Write out all the lines again, precisely as they stand, but without the images.
* Start RECORDS *
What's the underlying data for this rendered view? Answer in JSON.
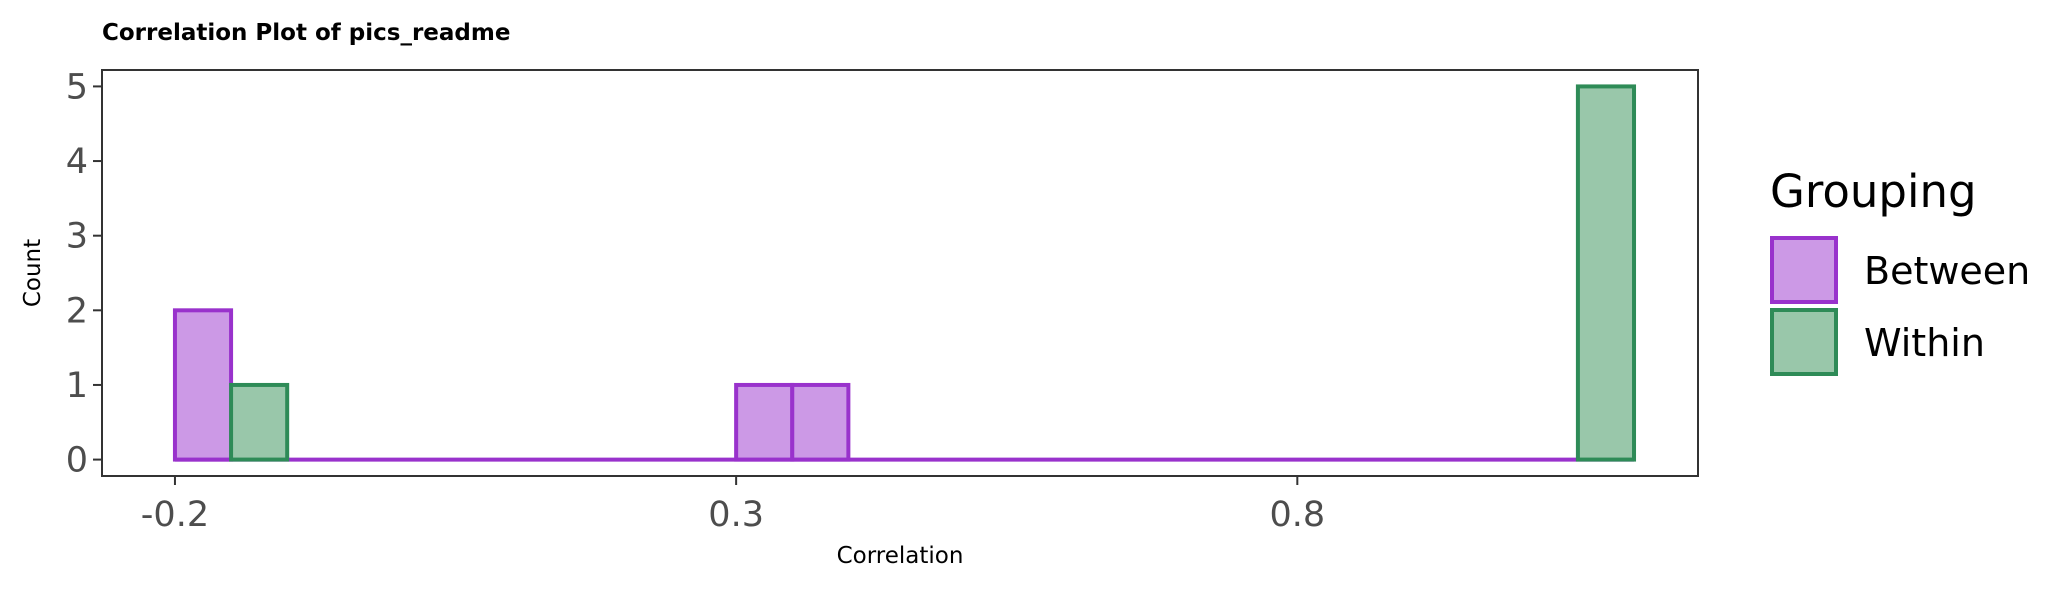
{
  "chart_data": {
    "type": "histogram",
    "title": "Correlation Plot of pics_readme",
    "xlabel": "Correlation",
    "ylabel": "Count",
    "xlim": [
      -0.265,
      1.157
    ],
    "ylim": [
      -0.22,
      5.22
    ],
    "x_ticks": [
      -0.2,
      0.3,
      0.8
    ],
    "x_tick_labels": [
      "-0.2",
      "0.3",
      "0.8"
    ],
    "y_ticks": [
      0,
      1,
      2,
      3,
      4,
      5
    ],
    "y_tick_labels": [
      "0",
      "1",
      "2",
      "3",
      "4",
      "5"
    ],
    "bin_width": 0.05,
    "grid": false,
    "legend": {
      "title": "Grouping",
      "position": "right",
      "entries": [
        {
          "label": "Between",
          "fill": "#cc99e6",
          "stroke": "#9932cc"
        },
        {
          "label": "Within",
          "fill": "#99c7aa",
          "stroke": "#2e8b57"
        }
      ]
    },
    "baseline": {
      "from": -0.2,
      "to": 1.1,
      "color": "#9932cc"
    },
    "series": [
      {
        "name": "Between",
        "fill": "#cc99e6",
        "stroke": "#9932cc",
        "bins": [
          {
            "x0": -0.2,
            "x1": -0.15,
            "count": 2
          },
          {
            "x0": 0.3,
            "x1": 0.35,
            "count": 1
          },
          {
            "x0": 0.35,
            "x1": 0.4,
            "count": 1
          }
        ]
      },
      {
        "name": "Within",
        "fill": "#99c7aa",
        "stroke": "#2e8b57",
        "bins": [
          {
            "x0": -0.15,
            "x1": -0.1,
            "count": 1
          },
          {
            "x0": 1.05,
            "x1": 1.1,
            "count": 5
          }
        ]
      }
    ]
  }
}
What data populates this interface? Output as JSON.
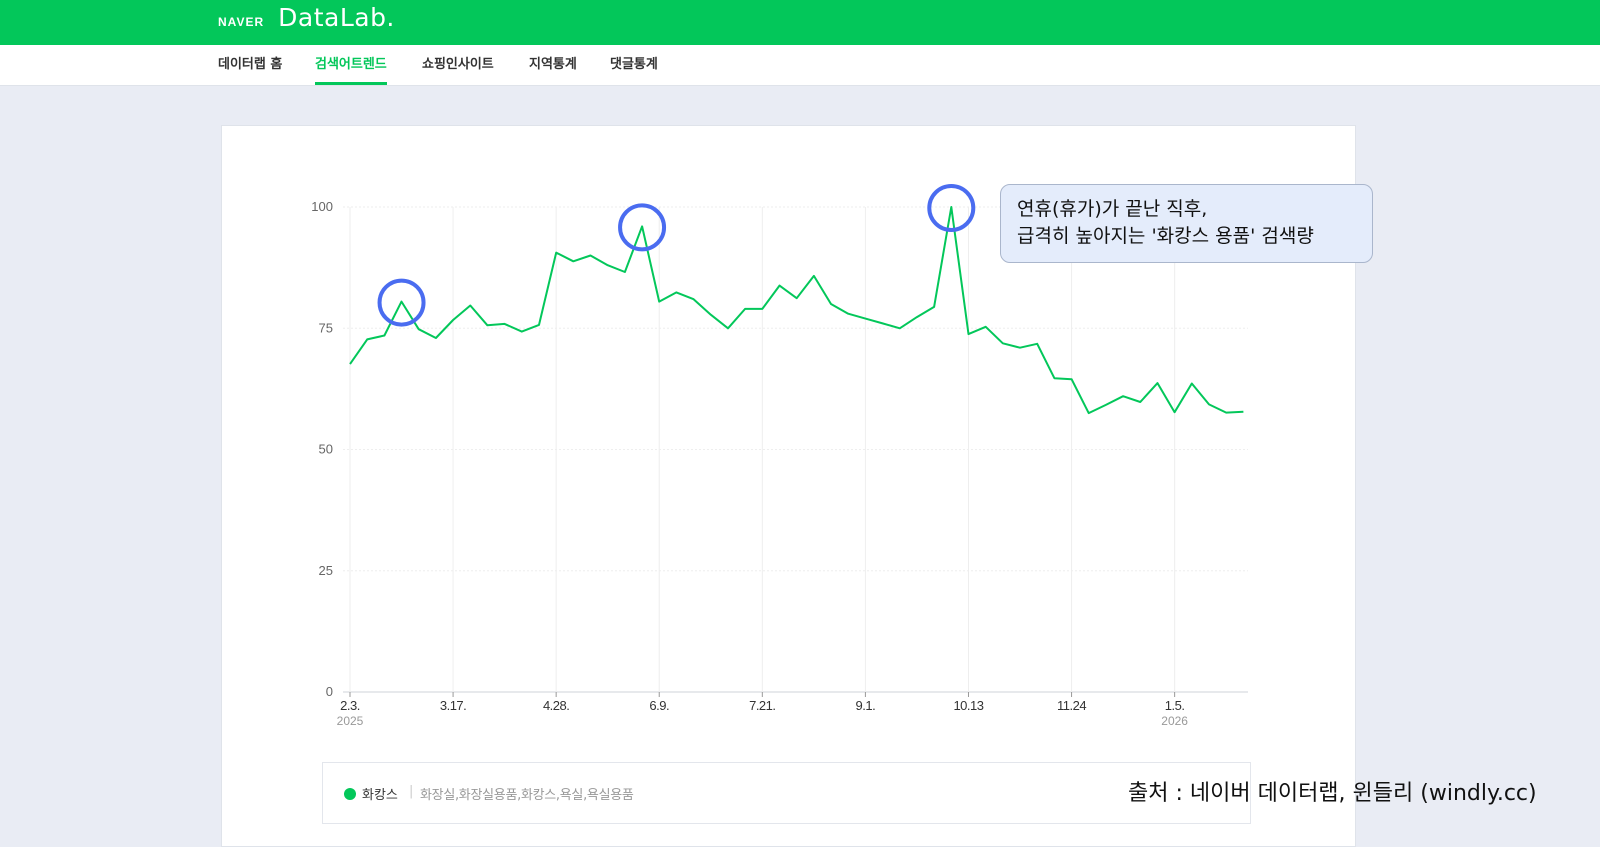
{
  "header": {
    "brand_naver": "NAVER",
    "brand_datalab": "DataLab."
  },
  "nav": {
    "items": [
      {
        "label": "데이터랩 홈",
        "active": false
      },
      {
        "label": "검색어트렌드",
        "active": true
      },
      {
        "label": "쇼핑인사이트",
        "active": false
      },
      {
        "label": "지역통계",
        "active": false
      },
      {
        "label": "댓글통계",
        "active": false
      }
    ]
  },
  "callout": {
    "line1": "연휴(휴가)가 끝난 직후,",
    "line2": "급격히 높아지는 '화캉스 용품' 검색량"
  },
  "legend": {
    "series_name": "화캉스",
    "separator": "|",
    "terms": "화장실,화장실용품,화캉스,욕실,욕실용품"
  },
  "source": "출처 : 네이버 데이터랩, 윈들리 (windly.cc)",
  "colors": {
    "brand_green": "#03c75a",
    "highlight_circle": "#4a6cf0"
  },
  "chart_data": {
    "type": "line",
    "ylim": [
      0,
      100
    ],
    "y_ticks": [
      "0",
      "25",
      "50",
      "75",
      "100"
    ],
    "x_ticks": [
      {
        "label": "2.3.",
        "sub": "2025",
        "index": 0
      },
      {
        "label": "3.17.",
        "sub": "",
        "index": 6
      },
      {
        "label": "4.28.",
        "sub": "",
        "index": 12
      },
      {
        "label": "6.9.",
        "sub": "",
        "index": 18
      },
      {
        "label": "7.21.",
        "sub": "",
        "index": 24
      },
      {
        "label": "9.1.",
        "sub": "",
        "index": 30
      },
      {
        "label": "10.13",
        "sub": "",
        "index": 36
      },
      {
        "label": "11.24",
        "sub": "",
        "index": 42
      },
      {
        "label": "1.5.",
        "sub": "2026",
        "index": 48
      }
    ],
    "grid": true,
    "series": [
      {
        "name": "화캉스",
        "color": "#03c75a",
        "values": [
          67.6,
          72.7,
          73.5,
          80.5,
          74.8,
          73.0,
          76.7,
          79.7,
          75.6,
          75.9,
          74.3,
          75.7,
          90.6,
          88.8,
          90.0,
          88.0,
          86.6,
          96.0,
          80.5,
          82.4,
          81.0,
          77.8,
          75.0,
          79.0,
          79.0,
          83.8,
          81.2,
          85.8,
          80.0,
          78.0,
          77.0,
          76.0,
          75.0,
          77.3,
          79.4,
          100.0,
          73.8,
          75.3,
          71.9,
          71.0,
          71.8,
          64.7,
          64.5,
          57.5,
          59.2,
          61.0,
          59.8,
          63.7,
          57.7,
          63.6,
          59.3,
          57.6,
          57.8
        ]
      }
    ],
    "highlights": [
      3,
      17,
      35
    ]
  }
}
* End RECORDS *
[ANSWER TO THE PROBLEM]
What's the underlying data for this rendered view? Answer in JSON.
{
  "chart_data": {
    "type": "histogram",
    "title": "Correlation Plot of pics_readme",
    "xlabel": "Correlation",
    "ylabel": "Count",
    "xlim": [
      -0.265,
      1.157
    ],
    "ylim": [
      -0.22,
      5.22
    ],
    "x_ticks": [
      -0.2,
      0.3,
      0.8
    ],
    "x_tick_labels": [
      "-0.2",
      "0.3",
      "0.8"
    ],
    "y_ticks": [
      0,
      1,
      2,
      3,
      4,
      5
    ],
    "y_tick_labels": [
      "0",
      "1",
      "2",
      "3",
      "4",
      "5"
    ],
    "bin_width": 0.05,
    "grid": false,
    "legend": {
      "title": "Grouping",
      "position": "right",
      "entries": [
        {
          "label": "Between",
          "fill": "#cc99e6",
          "stroke": "#9932cc"
        },
        {
          "label": "Within",
          "fill": "#99c7aa",
          "stroke": "#2e8b57"
        }
      ]
    },
    "baseline": {
      "from": -0.2,
      "to": 1.1,
      "color": "#9932cc"
    },
    "series": [
      {
        "name": "Between",
        "fill": "#cc99e6",
        "stroke": "#9932cc",
        "bins": [
          {
            "x0": -0.2,
            "x1": -0.15,
            "count": 2
          },
          {
            "x0": 0.3,
            "x1": 0.35,
            "count": 1
          },
          {
            "x0": 0.35,
            "x1": 0.4,
            "count": 1
          }
        ]
      },
      {
        "name": "Within",
        "fill": "#99c7aa",
        "stroke": "#2e8b57",
        "bins": [
          {
            "x0": -0.15,
            "x1": -0.1,
            "count": 1
          },
          {
            "x0": 1.05,
            "x1": 1.1,
            "count": 5
          }
        ]
      }
    ]
  }
}
What data populates this interface? Output as JSON.
{
  "header": {
    "brand_naver": "NAVER",
    "brand_datalab": "DataLab."
  },
  "nav": {
    "items": [
      {
        "label": "데이터랩 홈",
        "active": false
      },
      {
        "label": "검색어트렌드",
        "active": true
      },
      {
        "label": "쇼핑인사이트",
        "active": false
      },
      {
        "label": "지역통계",
        "active": false
      },
      {
        "label": "댓글통계",
        "active": false
      }
    ]
  },
  "callout": {
    "line1": "연휴(휴가)가 끝난 직후,",
    "line2": "급격히 높아지는 '화캉스 용품' 검색량"
  },
  "legend": {
    "series_name": "화캉스",
    "separator": "|",
    "terms": "화장실,화장실용품,화캉스,욕실,욕실용품"
  },
  "source": "출처 : 네이버 데이터랩, 윈들리 (windly.cc)",
  "colors": {
    "brand_green": "#03c75a",
    "highlight_circle": "#4a6cf0"
  },
  "chart_data": {
    "type": "line",
    "ylim": [
      0,
      100
    ],
    "y_ticks": [
      "0",
      "25",
      "50",
      "75",
      "100"
    ],
    "x_ticks": [
      {
        "label": "2.3.",
        "sub": "2025",
        "index": 0
      },
      {
        "label": "3.17.",
        "sub": "",
        "index": 6
      },
      {
        "label": "4.28.",
        "sub": "",
        "index": 12
      },
      {
        "label": "6.9.",
        "sub": "",
        "index": 18
      },
      {
        "label": "7.21.",
        "sub": "",
        "index": 24
      },
      {
        "label": "9.1.",
        "sub": "",
        "index": 30
      },
      {
        "label": "10.13",
        "sub": "",
        "index": 36
      },
      {
        "label": "11.24",
        "sub": "",
        "index": 42
      },
      {
        "label": "1.5.",
        "sub": "2026",
        "index": 48
      }
    ],
    "grid": true,
    "series": [
      {
        "name": "화캉스",
        "color": "#03c75a",
        "values": [
          67.6,
          72.7,
          73.5,
          80.5,
          74.8,
          73.0,
          76.7,
          79.7,
          75.6,
          75.9,
          74.3,
          75.7,
          90.6,
          88.8,
          90.0,
          88.0,
          86.6,
          96.0,
          80.5,
          82.4,
          81.0,
          77.8,
          75.0,
          79.0,
          79.0,
          83.8,
          81.2,
          85.8,
          80.0,
          78.0,
          77.0,
          76.0,
          75.0,
          77.3,
          79.4,
          100.0,
          73.8,
          75.3,
          71.9,
          71.0,
          71.8,
          64.7,
          64.5,
          57.5,
          59.2,
          61.0,
          59.8,
          63.7,
          57.7,
          63.6,
          59.3,
          57.6,
          57.8
        ]
      }
    ],
    "highlights": [
      3,
      17,
      35
    ]
  }
}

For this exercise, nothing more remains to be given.